→ OBJECTIVE
Work through the material below and count the lines holding the word "subtitle"; give that count and nothing more.

** BEGIN **

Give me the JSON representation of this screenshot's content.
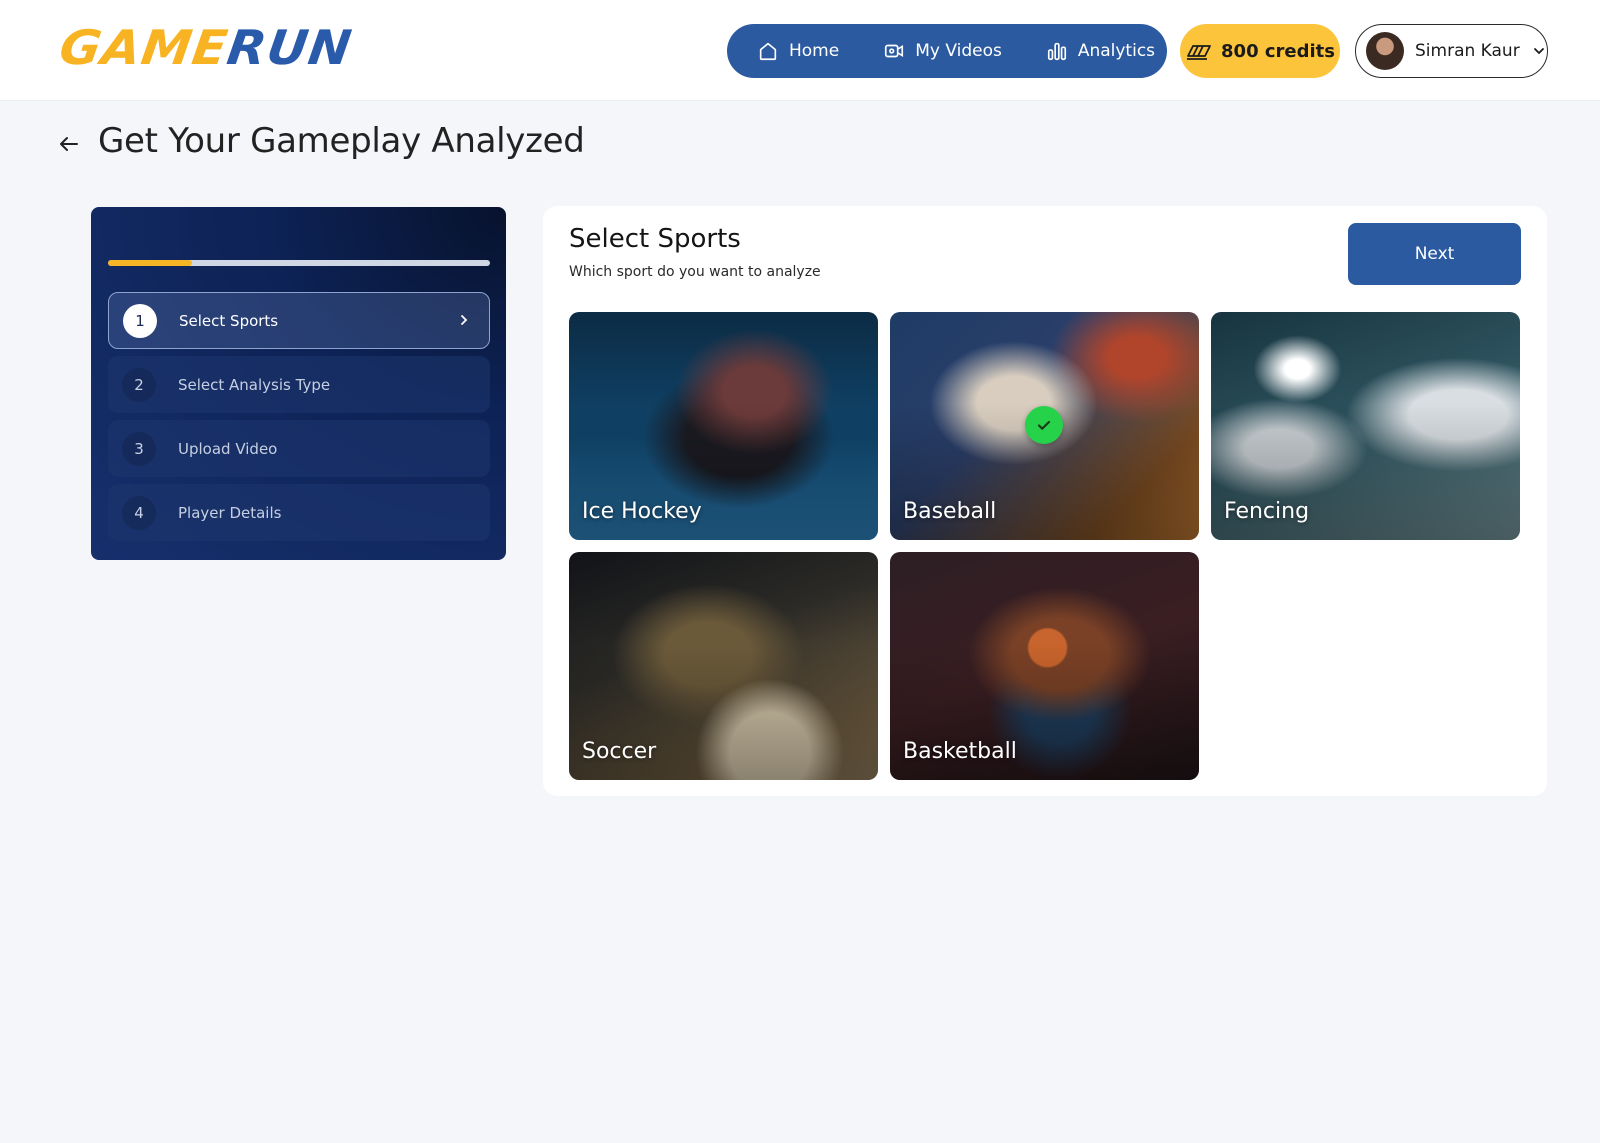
{
  "brand": {
    "logo_part1": "GAME",
    "logo_part2": "RUN"
  },
  "nav": {
    "items": [
      {
        "label": "Home",
        "icon": "home-icon"
      },
      {
        "label": "My Videos",
        "icon": "video-icon"
      },
      {
        "label": "Analytics",
        "icon": "bar-chart-icon"
      }
    ]
  },
  "credits": {
    "label": "800 credits",
    "icon": "credits-icon"
  },
  "user": {
    "name": "Simran Kaur"
  },
  "page": {
    "title": "Get Your Gameplay Analyzed"
  },
  "stepper": {
    "progress": 0.22,
    "steps": [
      {
        "num": "1",
        "label": "Select Sports",
        "active": true
      },
      {
        "num": "2",
        "label": "Select Analysis Type",
        "active": false
      },
      {
        "num": "3",
        "label": "Upload Video",
        "active": false
      },
      {
        "num": "4",
        "label": "Player Details",
        "active": false
      }
    ]
  },
  "card": {
    "title": "Select Sports",
    "subtitle": "Which sport do you want to analyze",
    "next_label": "Next",
    "sports": [
      {
        "label": "Ice Hockey",
        "selected": false
      },
      {
        "label": "Baseball",
        "selected": true
      },
      {
        "label": "Fencing",
        "selected": false
      },
      {
        "label": "Soccer",
        "selected": false
      },
      {
        "label": "Basketball",
        "selected": false
      }
    ]
  },
  "colors": {
    "primary": "#2c5aa0",
    "accent": "#fbc43a",
    "logo_yellow": "#f7b321",
    "selected_check": "#27d24b"
  }
}
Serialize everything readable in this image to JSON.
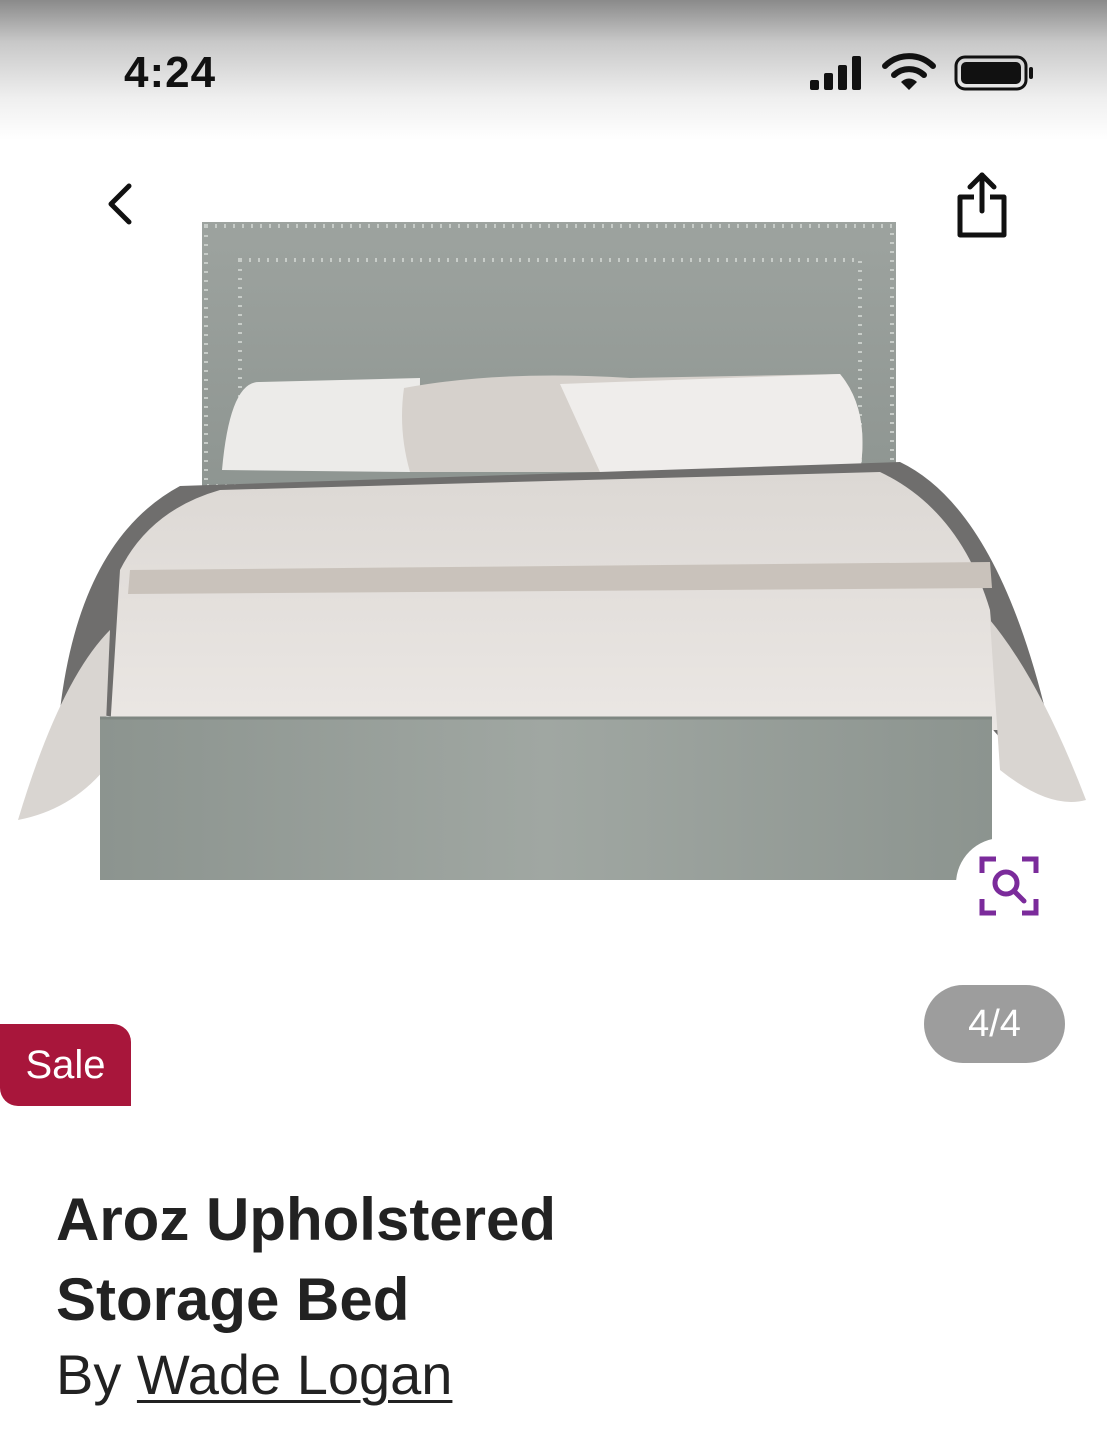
{
  "status_bar": {
    "time": "4:24",
    "signal_icon": "cellular-signal-icon",
    "wifi_icon": "wifi-icon",
    "battery_icon": "battery-icon"
  },
  "navigation": {
    "back_icon": "chevron-left-icon",
    "share_icon": "share-icon"
  },
  "gallery": {
    "image_subject": "grey upholstered bed with nailhead headboard",
    "visual_search_icon": "visual-search-icon",
    "counter": "4/4",
    "accent_color": "#7b2b9b"
  },
  "badge": {
    "label": "Sale",
    "color": "#a8163b"
  },
  "product": {
    "title_line1": "Aroz Upholstered",
    "title_line2": "Storage Bed",
    "by_label": "By",
    "brand": "Wade Logan"
  }
}
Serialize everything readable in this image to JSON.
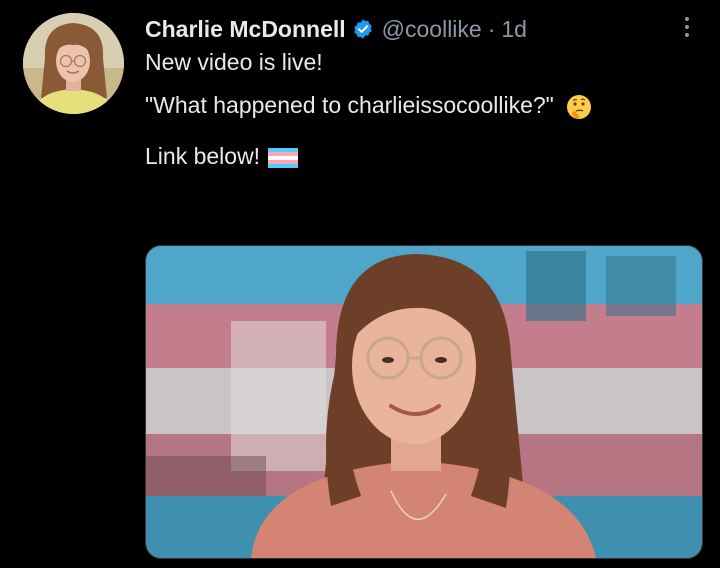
{
  "tweet": {
    "display_name": "Charlie McDonnell",
    "handle": "@coollike",
    "separator": "·",
    "timestamp": "1d",
    "text_line1": "New video is live!",
    "text_line2": "\"What happened to charlieissocoollike?\"",
    "text_line3": "Link below!",
    "emoji_thinking": "thinking-face-emoji",
    "emoji_flag": "transgender-flag-emoji"
  },
  "icons": {
    "verified": "verified-badge-icon",
    "more": "more-options-icon"
  },
  "colors": {
    "background": "#000000",
    "text_primary": "#e7e9ea",
    "text_secondary": "#8b98a5",
    "verified_blue": "#1d9bf0",
    "flag_blue": "#55cdfc",
    "flag_pink": "#f7a8b8",
    "flag_white": "#ffffff"
  }
}
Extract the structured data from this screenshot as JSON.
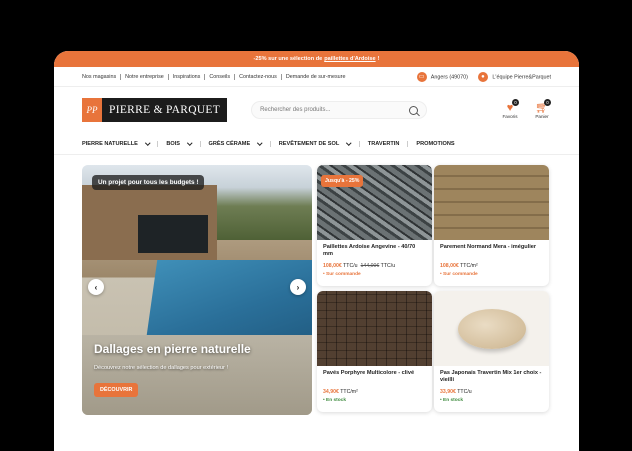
{
  "promo_bar": {
    "prefix": "-25% sur une sélection de",
    "link": "paillettes d'Ardoise",
    "suffix": "!"
  },
  "topbar": {
    "links": [
      "Nos magasins",
      "Notre entreprise",
      "Inspirations",
      "Conseils",
      "Contactez-nous",
      "Demande de sur-mesure"
    ],
    "store": "Angers (49070)",
    "account": "L'équipe Pierre&Parquet"
  },
  "header": {
    "logo_mark": "PP",
    "logo_name": "PIERRE & PARQUET",
    "search_placeholder": "Rechercher des produits...",
    "favorites_label": "Favoris",
    "favorites_count": "0",
    "cart_label": "Panier",
    "cart_count": "0"
  },
  "nav": [
    {
      "label": "PIERRE NATURELLE",
      "has_menu": true
    },
    {
      "label": "BOIS",
      "has_menu": true
    },
    {
      "label": "GRÈS CÉRAME",
      "has_menu": true
    },
    {
      "label": "REVÊTEMENT DE SOL",
      "has_menu": true
    },
    {
      "label": "TRAVERTIN",
      "has_menu": false
    },
    {
      "label": "PROMOTIONS",
      "has_menu": false
    }
  ],
  "hero": {
    "tag": "Un projet pour tous les budgets !",
    "title": "Dallages en pierre naturelle",
    "subtitle": "Découvrez notre sélection de dallages pour extérieur !",
    "cta": "DÉCOUVRIR",
    "prev": "‹",
    "next": "›"
  },
  "products": [
    {
      "name": "Paillettes Ardoise Angevine - 40/70 mm",
      "price": "108,00€",
      "unit": "TTC/u",
      "old_price": "144,00€",
      "old_unit": "TTC/u",
      "badge": "Jusqu'à - 25%",
      "stock": "• Sur commande",
      "stock_status": "orange"
    },
    {
      "name": "Parement Normand Mera - imégulier",
      "price": "108,00€",
      "unit": "TTC/m²",
      "old_price": "",
      "old_unit": "",
      "badge": "",
      "stock": "• Sur commande",
      "stock_status": "orange"
    },
    {
      "name": "Pavés Porphyre Multicolore - clivé",
      "price": "34,90€",
      "unit": "TTC/m²",
      "old_price": "",
      "old_unit": "",
      "badge": "",
      "stock": "• En stock",
      "stock_status": "green"
    },
    {
      "name": "Pas Japonais Travertin Mix 1er choix - vieilli",
      "price": "33,90€",
      "unit": "TTC/u",
      "old_price": "",
      "old_unit": "",
      "badge": "",
      "stock": "• En stock",
      "stock_status": "green"
    }
  ],
  "colors": {
    "accent": "#e8743b",
    "dark": "#1c1c1c",
    "in_stock": "#3d8a3d"
  }
}
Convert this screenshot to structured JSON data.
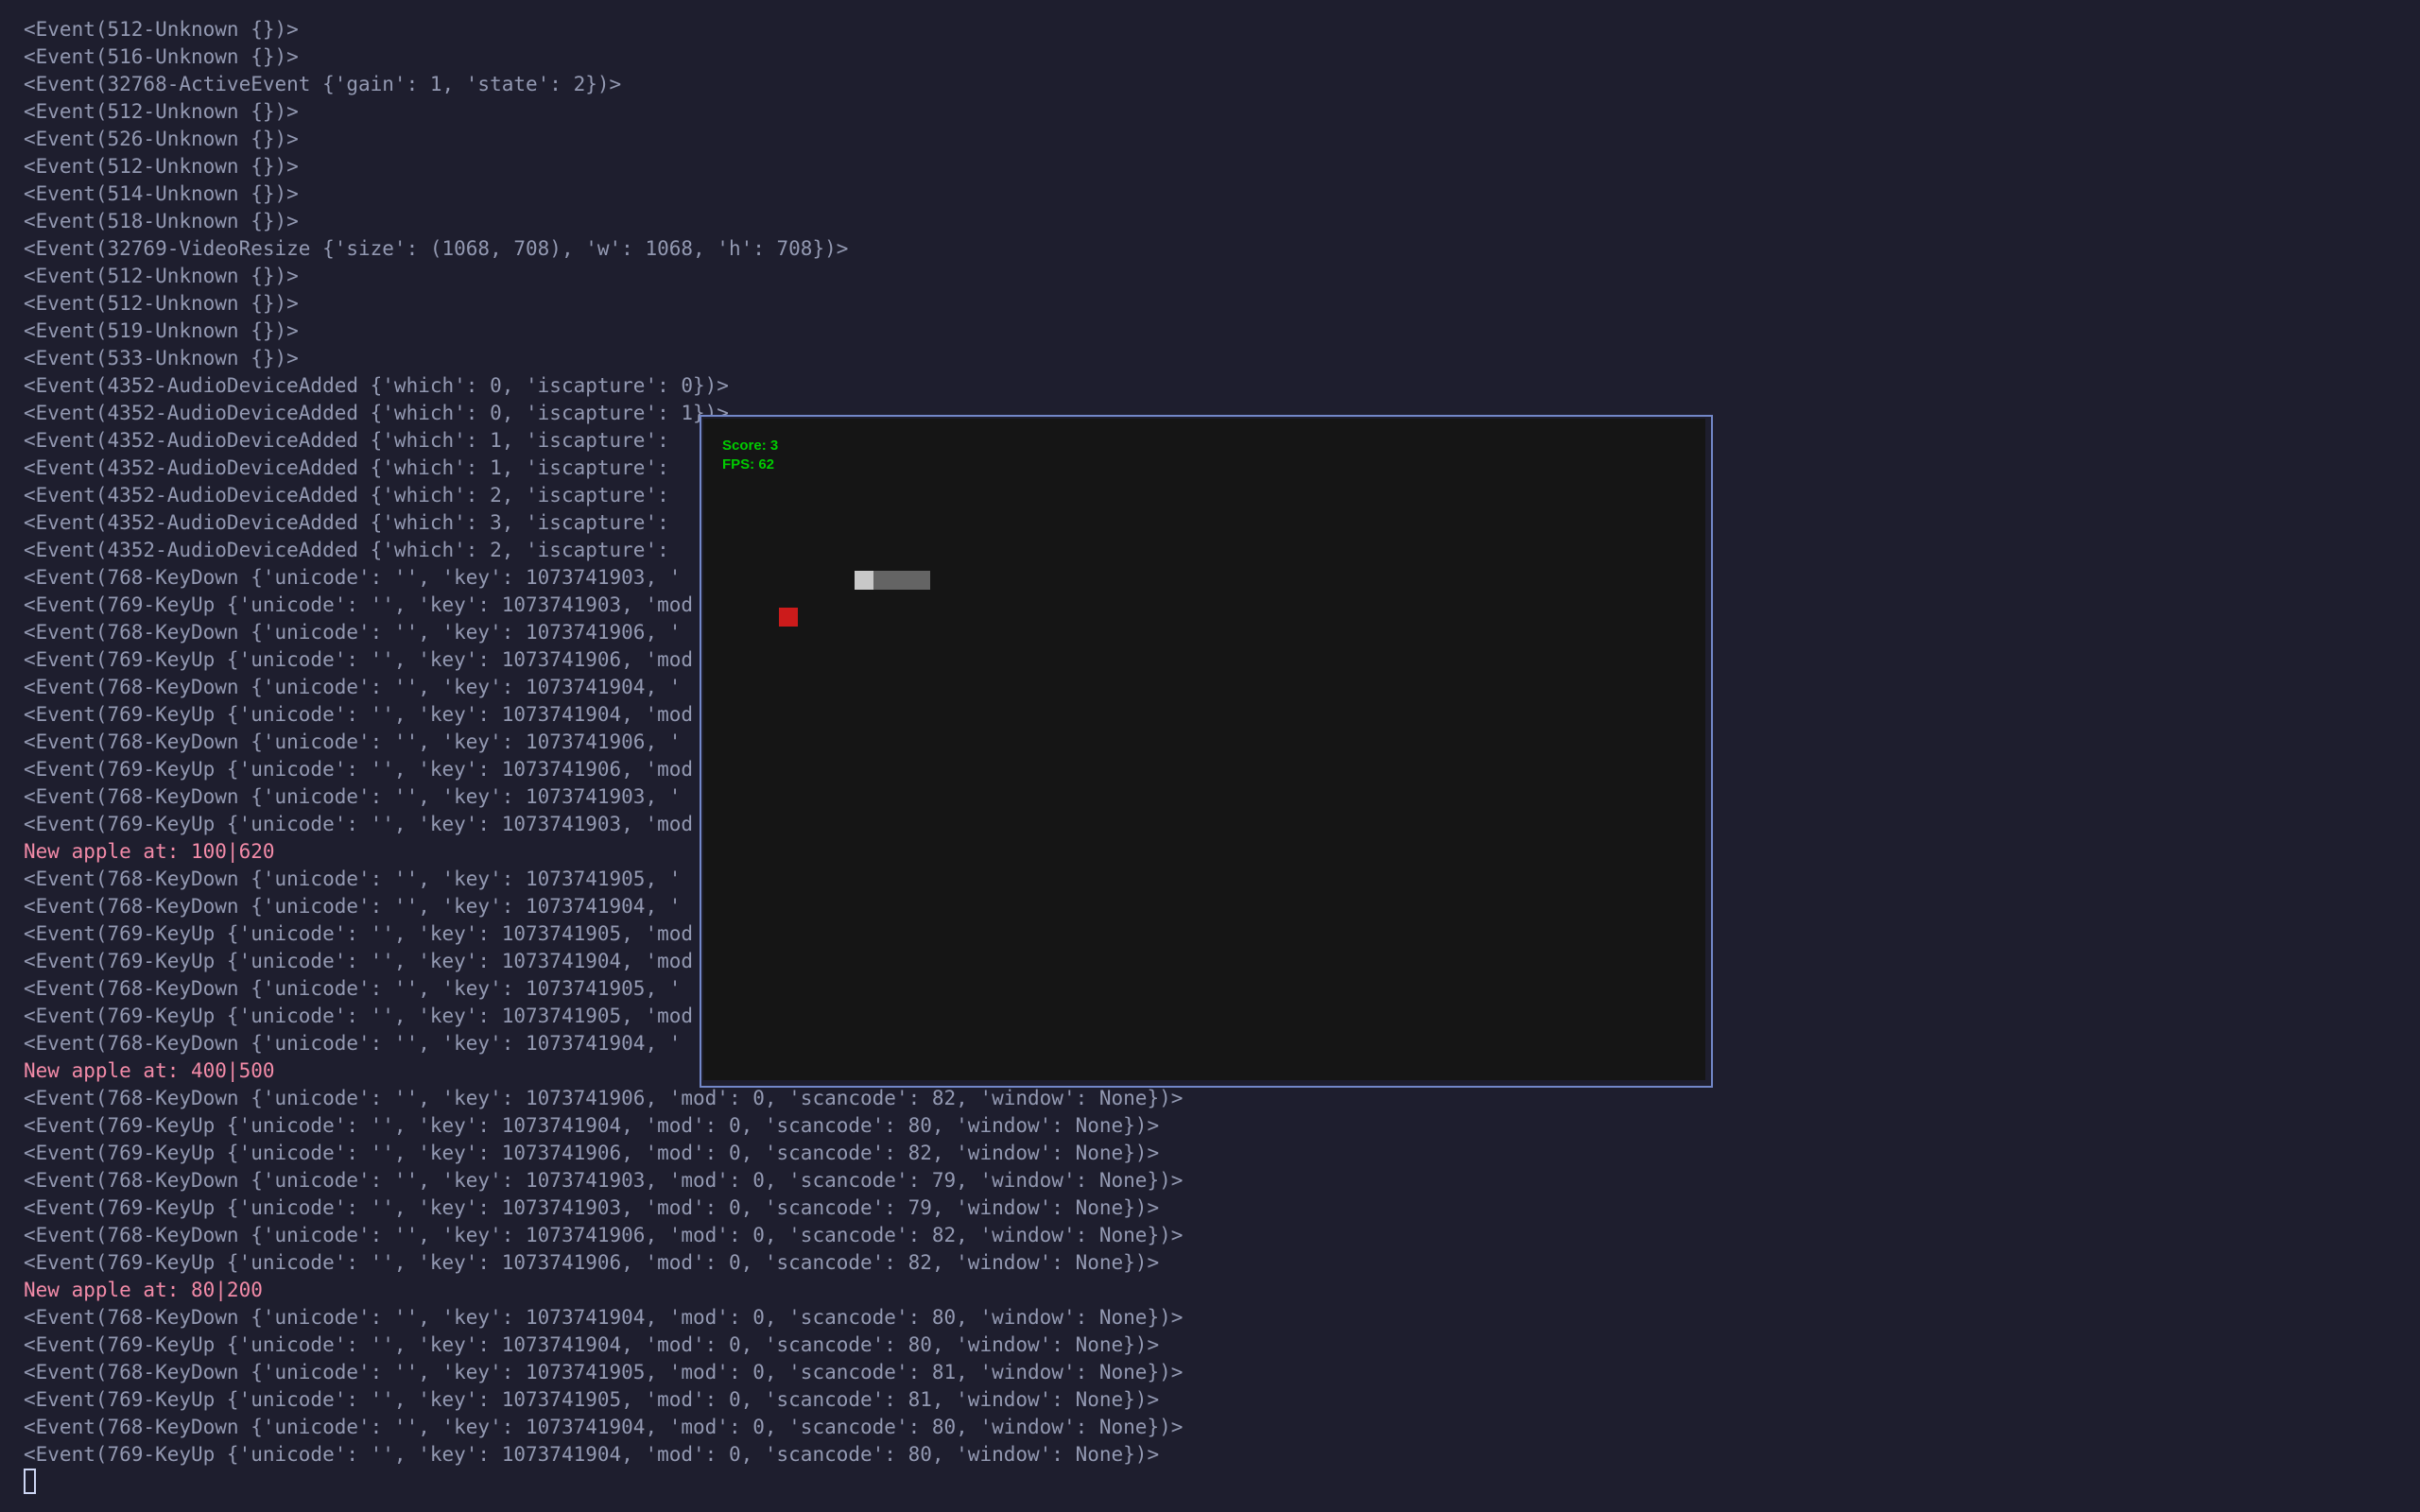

** END **

→ CORRECT RESPONSE
2